WRITTEN REQUEST: Select lines where the word "自动续费" appears.

[BEGIN DATA FOR THIS TASK]

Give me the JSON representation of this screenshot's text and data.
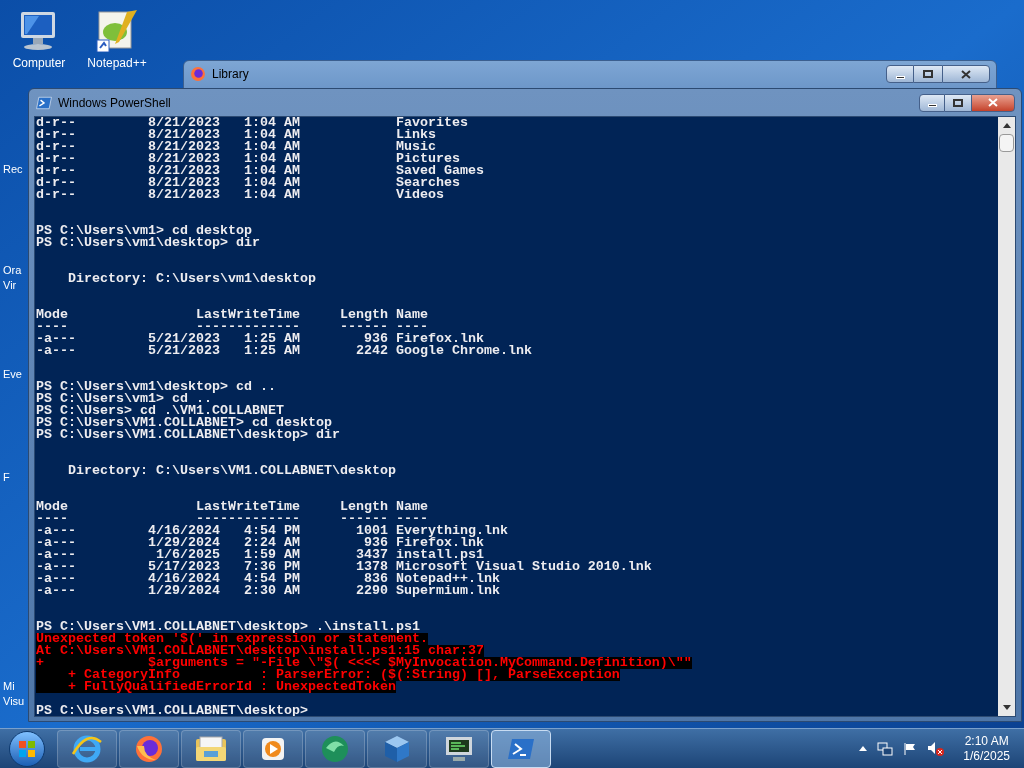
{
  "desktop_icons": [
    {
      "kind": "computer",
      "label": "Computer"
    },
    {
      "kind": "notepad",
      "label": "Notepad++"
    }
  ],
  "covered_icons": [
    {
      "lines": [
        "Rec"
      ]
    },
    {
      "lines": [
        "Ora",
        "Vir"
      ]
    },
    {
      "lines": [
        "Eve"
      ]
    },
    {
      "lines": [
        "F"
      ]
    },
    {
      "lines": [
        "Mi",
        "Visu"
      ]
    }
  ],
  "library_window": {
    "title": "Library"
  },
  "powershell_window": {
    "title": "Windows PowerShell",
    "lines": [
      {
        "kind": "text",
        "text": "d-r--         8/21/2023   1:04 AM            Favorites"
      },
      {
        "kind": "text",
        "text": "d-r--         8/21/2023   1:04 AM            Links"
      },
      {
        "kind": "text",
        "text": "d-r--         8/21/2023   1:04 AM            Music"
      },
      {
        "kind": "text",
        "text": "d-r--         8/21/2023   1:04 AM            Pictures"
      },
      {
        "kind": "text",
        "text": "d-r--         8/21/2023   1:04 AM            Saved Games"
      },
      {
        "kind": "text",
        "text": "d-r--         8/21/2023   1:04 AM            Searches"
      },
      {
        "kind": "text",
        "text": "d-r--         8/21/2023   1:04 AM            Videos"
      },
      {
        "kind": "blank"
      },
      {
        "kind": "blank"
      },
      {
        "kind": "text",
        "text": "PS C:\\Users\\vm1> cd desktop"
      },
      {
        "kind": "text",
        "text": "PS C:\\Users\\vm1\\desktop> dir"
      },
      {
        "kind": "blank"
      },
      {
        "kind": "blank"
      },
      {
        "kind": "text",
        "text": "    Directory: C:\\Users\\vm1\\desktop"
      },
      {
        "kind": "blank"
      },
      {
        "kind": "blank"
      },
      {
        "kind": "text",
        "text": "Mode                LastWriteTime     Length Name"
      },
      {
        "kind": "text",
        "text": "----                -------------     ------ ----"
      },
      {
        "kind": "text",
        "text": "-a---         5/21/2023   1:25 AM        936 Firefox.lnk"
      },
      {
        "kind": "text",
        "text": "-a---         5/21/2023   1:25 AM       2242 Google Chrome.lnk"
      },
      {
        "kind": "blank"
      },
      {
        "kind": "blank"
      },
      {
        "kind": "text",
        "text": "PS C:\\Users\\vm1\\desktop> cd .."
      },
      {
        "kind": "text",
        "text": "PS C:\\Users\\vm1> cd .."
      },
      {
        "kind": "text",
        "text": "PS C:\\Users> cd .\\VM1.COLLABNET"
      },
      {
        "kind": "text",
        "text": "PS C:\\Users\\VM1.COLLABNET> cd desktop"
      },
      {
        "kind": "text",
        "text": "PS C:\\Users\\VM1.COLLABNET\\desktop> dir"
      },
      {
        "kind": "blank"
      },
      {
        "kind": "blank"
      },
      {
        "kind": "text",
        "text": "    Directory: C:\\Users\\VM1.COLLABNET\\desktop"
      },
      {
        "kind": "blank"
      },
      {
        "kind": "blank"
      },
      {
        "kind": "text",
        "text": "Mode                LastWriteTime     Length Name"
      },
      {
        "kind": "text",
        "text": "----                -------------     ------ ----"
      },
      {
        "kind": "text",
        "text": "-a---         4/16/2024   4:54 PM       1001 Everything.lnk"
      },
      {
        "kind": "text",
        "text": "-a---         1/29/2024   2:24 AM        936 Firefox.lnk"
      },
      {
        "kind": "text",
        "text": "-a---          1/6/2025   1:59 AM       3437 install.ps1"
      },
      {
        "kind": "text",
        "text": "-a---         5/17/2023   7:36 PM       1378 Microsoft Visual Studio 2010.lnk"
      },
      {
        "kind": "text",
        "text": "-a---         4/16/2024   4:54 PM        836 Notepad++.lnk"
      },
      {
        "kind": "text",
        "text": "-a---         1/29/2024   2:30 AM       2290 Supermium.lnk"
      },
      {
        "kind": "blank"
      },
      {
        "kind": "blank"
      },
      {
        "kind": "text",
        "text": "PS C:\\Users\\VM1.COLLABNET\\desktop> .\\install.ps1"
      },
      {
        "kind": "error",
        "text": "Unexpected token '$(' in expression or statement."
      },
      {
        "kind": "error",
        "text": "At C:\\Users\\VM1.COLLABNET\\desktop\\install.ps1:15 char:37"
      },
      {
        "kind": "error",
        "text": "+             $arguments = \"-File \\\"$( <<<< $MyInvocation.MyCommand.Definition)\\\"\""
      },
      {
        "kind": "error",
        "text": "    + CategoryInfo          : ParserError: ($(:String) [], ParseException"
      },
      {
        "kind": "error",
        "text": "    + FullyQualifiedErrorId : UnexpectedToken"
      },
      {
        "kind": "blank"
      },
      {
        "kind": "text",
        "text": "PS C:\\Users\\VM1.COLLABNET\\desktop>"
      }
    ]
  },
  "taskbar": {
    "apps": [
      {
        "kind": "ie",
        "selected": false
      },
      {
        "kind": "firefox",
        "selected": false
      },
      {
        "kind": "explorer",
        "selected": false
      },
      {
        "kind": "media",
        "selected": false
      },
      {
        "kind": "green",
        "selected": false
      },
      {
        "kind": "virtualbox",
        "selected": false
      },
      {
        "kind": "monitor",
        "selected": false
      },
      {
        "kind": "powershell",
        "selected": true
      }
    ],
    "clock": {
      "time": "2:10 AM",
      "date": "1/6/2025"
    }
  }
}
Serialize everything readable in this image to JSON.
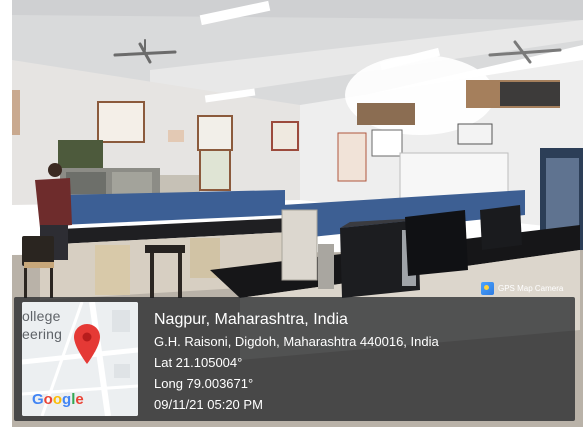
{
  "stamp": {
    "city": "Nagpur, Maharashtra, India",
    "address": "G.H. Raisoni, Digdoh, Maharashtra 440016, India",
    "lat": "Lat 21.105004°",
    "long": "Long 79.003671°",
    "datetime": "09/11/21 05:20 PM"
  },
  "map": {
    "label_line1": "ollege",
    "label_line2": "eering",
    "brand": [
      "G",
      "o",
      "o",
      "g",
      "l",
      "e"
    ],
    "brand_colors": [
      "#4285F4",
      "#EA4335",
      "#FBBC05",
      "#4285F4",
      "#34A853",
      "#EA4335"
    ],
    "pin_color": "#e53935"
  },
  "badge": {
    "label": "GPS Map Camera",
    "icon": "gps-map-camera-icon"
  }
}
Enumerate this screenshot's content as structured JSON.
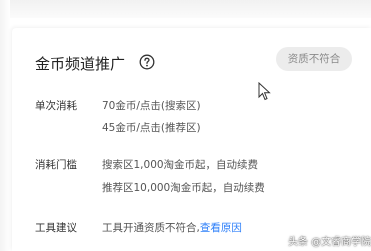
{
  "card": {
    "title": "金币频道推广",
    "help_icon": "question-circle-icon",
    "status_badge": "资质不符合"
  },
  "rows": [
    {
      "label": "单次消耗",
      "values": [
        "70金币/点击(搜索区)",
        "45金币/点击(推荐区)"
      ]
    },
    {
      "label": "消耗门槛",
      "values": [
        "搜索区1,000淘金币起，自动续费",
        "推荐区10,000淘金币起，自动续费"
      ]
    },
    {
      "label": "工具建议",
      "text": "工具开通资质不符合,",
      "link": "查看原因"
    }
  ],
  "watermark": "头条 @文睿商学院",
  "colors": {
    "link": "#2d7ff9",
    "badge_bg": "#ececec",
    "badge_text": "#8a8a8a"
  }
}
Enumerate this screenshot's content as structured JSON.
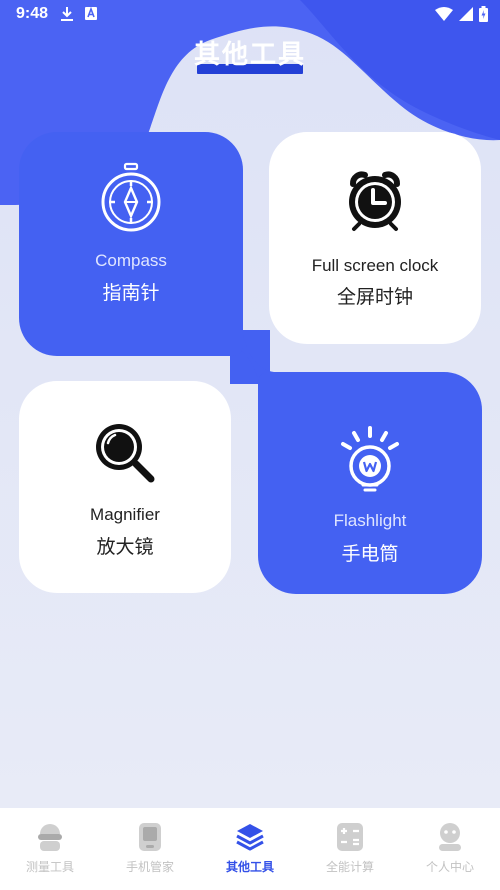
{
  "status_bar": {
    "time": "9:48",
    "icons_left": [
      "download-icon",
      "a-letter-notification-icon"
    ],
    "icons_right": [
      "wifi-icon",
      "signal-icon",
      "battery-charging-icon"
    ]
  },
  "header": {
    "title": "其他工具"
  },
  "tools": [
    {
      "id": "compass",
      "en": "Compass",
      "zh": "指南针",
      "icon": "compass-icon",
      "style": "blue"
    },
    {
      "id": "clock",
      "en": "Full screen clock",
      "zh": "全屏时钟",
      "icon": "alarm-clock-icon",
      "style": "white"
    },
    {
      "id": "magnifier",
      "en": "Magnifier",
      "zh": "放大镜",
      "icon": "magnifier-icon",
      "style": "white"
    },
    {
      "id": "flashlight",
      "en": "Flashlight",
      "zh": "手电筒",
      "icon": "lightbulb-icon",
      "style": "blue"
    }
  ],
  "bottom_nav": {
    "items": [
      {
        "label": "测量工具",
        "icon": "measure-robot-icon",
        "active": false
      },
      {
        "label": "手机管家",
        "icon": "phone-manager-icon",
        "active": false
      },
      {
        "label": "其他工具",
        "icon": "layers-icon",
        "active": true
      },
      {
        "label": "全能计算",
        "icon": "calculator-icon",
        "active": false
      },
      {
        "label": "个人中心",
        "icon": "profile-icon",
        "active": false
      }
    ]
  },
  "colors": {
    "accent": "#4461f2",
    "header_blue": "#4b63f3",
    "background": "#e6e9f6",
    "nav_active": "#3451e8",
    "nav_inactive": "#c2c2c2"
  }
}
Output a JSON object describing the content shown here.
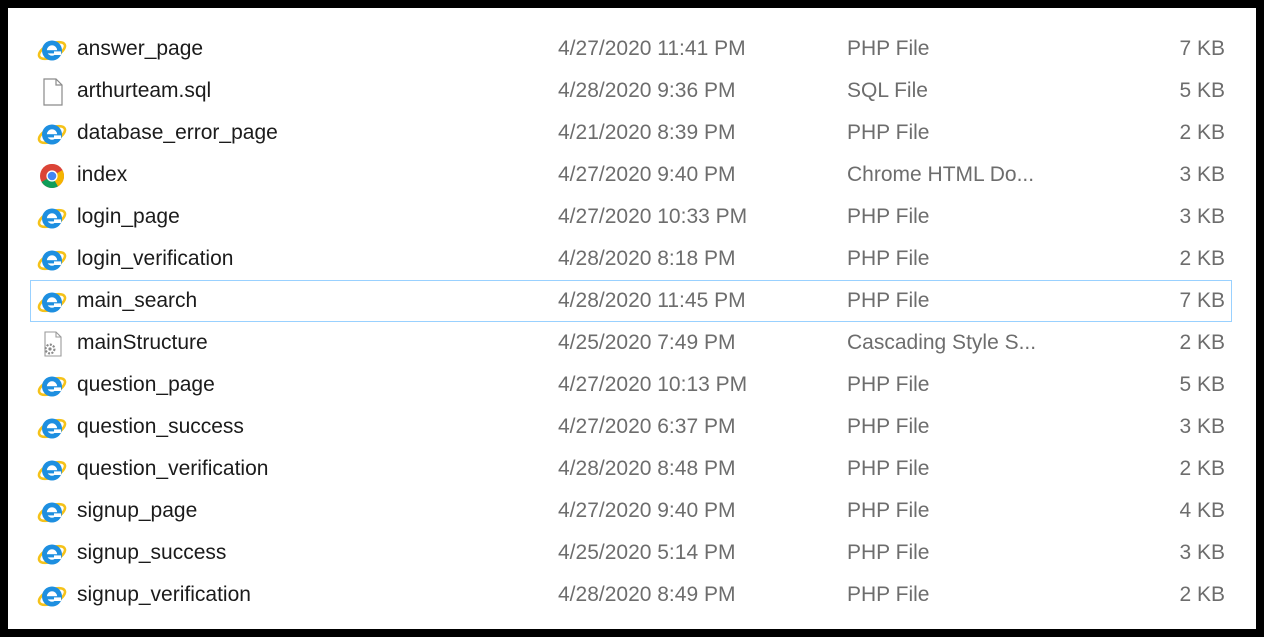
{
  "files": [
    {
      "name": "answer_page",
      "date": "4/27/2020 11:41 PM",
      "type": "PHP File",
      "size": "7 KB",
      "icon": "ie-php-file-icon",
      "focused": false
    },
    {
      "name": "arthurteam.sql",
      "date": "4/28/2020 9:36 PM",
      "type": "SQL File",
      "size": "5 KB",
      "icon": "blank-document-icon",
      "focused": false
    },
    {
      "name": "database_error_page",
      "date": "4/21/2020 8:39 PM",
      "type": "PHP File",
      "size": "2 KB",
      "icon": "ie-php-file-icon",
      "focused": false
    },
    {
      "name": "index",
      "date": "4/27/2020 9:40 PM",
      "type": "Chrome HTML Do...",
      "size": "3 KB",
      "icon": "chrome-icon",
      "focused": false
    },
    {
      "name": "login_page",
      "date": "4/27/2020 10:33 PM",
      "type": "PHP File",
      "size": "3 KB",
      "icon": "ie-php-file-icon",
      "focused": false
    },
    {
      "name": "login_verification",
      "date": "4/28/2020 8:18 PM",
      "type": "PHP File",
      "size": "2 KB",
      "icon": "ie-php-file-icon",
      "focused": false
    },
    {
      "name": "main_search",
      "date": "4/28/2020 11:45 PM",
      "type": "PHP File",
      "size": "7 KB",
      "icon": "ie-php-file-icon",
      "focused": true
    },
    {
      "name": "mainStructure",
      "date": "4/25/2020 7:49 PM",
      "type": "Cascading Style S...",
      "size": "2 KB",
      "icon": "css-gear-file-icon",
      "focused": false
    },
    {
      "name": "question_page",
      "date": "4/27/2020 10:13 PM",
      "type": "PHP File",
      "size": "5 KB",
      "icon": "ie-php-file-icon",
      "focused": false
    },
    {
      "name": "question_success",
      "date": "4/27/2020 6:37 PM",
      "type": "PHP File",
      "size": "3 KB",
      "icon": "ie-php-file-icon",
      "focused": false
    },
    {
      "name": "question_verification",
      "date": "4/28/2020 8:48 PM",
      "type": "PHP File",
      "size": "2 KB",
      "icon": "ie-php-file-icon",
      "focused": false
    },
    {
      "name": "signup_page",
      "date": "4/27/2020 9:40 PM",
      "type": "PHP File",
      "size": "4 KB",
      "icon": "ie-php-file-icon",
      "focused": false
    },
    {
      "name": "signup_success",
      "date": "4/25/2020 5:14 PM",
      "type": "PHP File",
      "size": "3 KB",
      "icon": "ie-php-file-icon",
      "focused": false
    },
    {
      "name": "signup_verification",
      "date": "4/28/2020 8:49 PM",
      "type": "PHP File",
      "size": "2 KB",
      "icon": "ie-php-file-icon",
      "focused": false
    }
  ],
  "colors": {
    "text_primary": "#1b1b1b",
    "text_secondary": "#6d6d6d",
    "focus_border": "#99d1ff",
    "ie_blue": "#1e8fe0",
    "ie_ring": "#f5c21a"
  }
}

[END DATA FOR THIS TASK]

FULL RESPONSE:
        "搜索区1,000淘金币起，自动续费",
        "推荐区10,000淘金币起，自动续费"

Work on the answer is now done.